§ **AIM OF THE TASK**:
Leave out every picture, then transcribe the rest of the listing exactly.

__________

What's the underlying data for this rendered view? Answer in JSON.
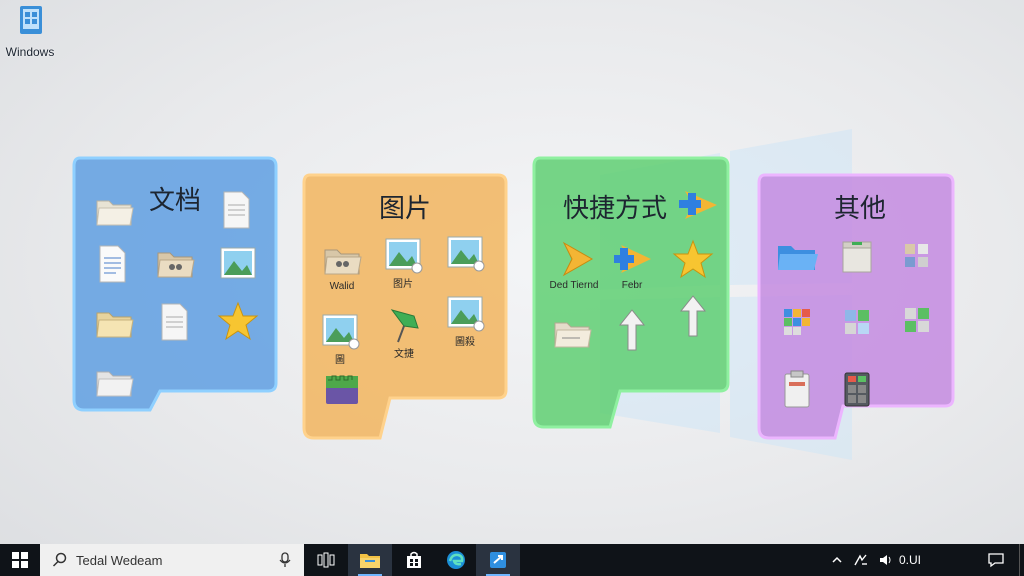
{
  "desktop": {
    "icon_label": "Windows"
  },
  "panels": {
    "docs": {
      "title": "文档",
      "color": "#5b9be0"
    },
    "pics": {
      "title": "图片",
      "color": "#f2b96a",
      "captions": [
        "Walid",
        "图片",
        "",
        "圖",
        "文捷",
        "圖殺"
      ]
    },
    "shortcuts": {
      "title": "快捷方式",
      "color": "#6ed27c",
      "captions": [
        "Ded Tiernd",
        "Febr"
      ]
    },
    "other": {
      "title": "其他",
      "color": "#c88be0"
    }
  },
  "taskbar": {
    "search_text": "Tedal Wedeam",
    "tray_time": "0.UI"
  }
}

__________

§ **EXERCISE SOLUTION**:
What's the underlying data for this rendered view? Answer in JSON.
{
  "desktop": {
    "icon_label": "Windows"
  },
  "panels": {
    "docs": {
      "title": "文档",
      "color": "#5b9be0"
    },
    "pics": {
      "title": "图片",
      "color": "#f2b96a",
      "captions": [
        "Walid",
        "图片",
        "",
        "圖",
        "文捷",
        "圖殺"
      ]
    },
    "shortcuts": {
      "title": "快捷方式",
      "color": "#6ed27c",
      "captions": [
        "Ded Tiernd",
        "Febr"
      ]
    },
    "other": {
      "title": "其他",
      "color": "#c88be0"
    }
  },
  "taskbar": {
    "search_text": "Tedal Wedeam",
    "tray_time": "0.UI"
  }
}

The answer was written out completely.